# Problem details
In the forum thread about removing the Yashicamat 124G taking lens, what does Paul Ron suggest putting on the jaws of a hemostat?

== Source ==

# Removing the taking lens on a Yashicamat 124G?



## Don Simon (Jun 10, 2006)

Er, basically what it says in the title  I'm after cleaning the rear element of the taking lens (i.e. the element inside the camera) on a 124G for cleaning, and understand that it can be unscrewed, however I'm not sure how this would be done. Any ideas? Thanks!


----------



## Paul Ron (Jun 10, 2006)

The lens element unscrews form the inside. You can use a hemostat with a couple bits of tubing on the jaws to grab it so you don't mar the ring.


----------



## Don Simon (Jun 10, 2006)

One of these? Would that actually be adequate to remove the ring? I would have thought that would only work if the element was screwed in really loosely, surely you'd need something with more leverage like a purpose-built tool?


----------



## Paul Ron (Jun 10, 2006)

The entire rear lens capsule comes out, not just the one lens element. If all you want to take out is the rear element, not the entire capsule, then use a spanner to take out the ring and only the back piece of glass comes out.

check out this site... http://davidrichert.com/Yashica 124 rebuild/yashica_124.htm
at the top of the home page you can choose other cameras that have been repaired.

http://davidrichert.com/camera_rebuilds.htm

and... digrams at... http://www-unix.oit.umass.edu/~coreya/yashica/ymchttc.html


----------



## Don Simon (Jun 10, 2006)

Thanks for the links. Sorry to keep bothering you but are you sure it's the same for the 124 as the 124G? (I have the latter). Here is a shot of the rear taking lens element on mine taken from the inside...

===
== Collected data ==

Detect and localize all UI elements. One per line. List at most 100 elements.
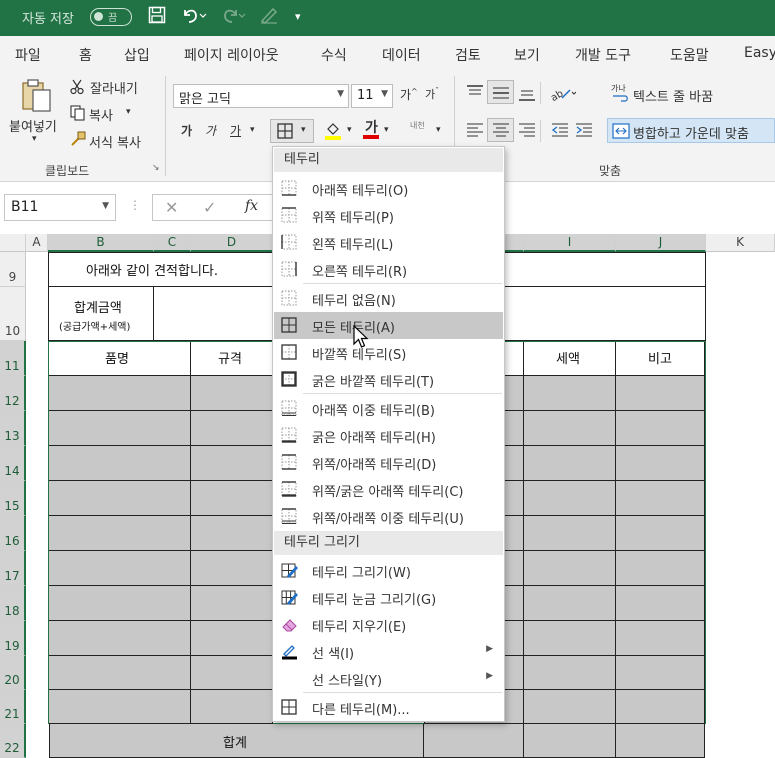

===

# Written answer
A couple bits of tubing, so the ring doesn't get marred.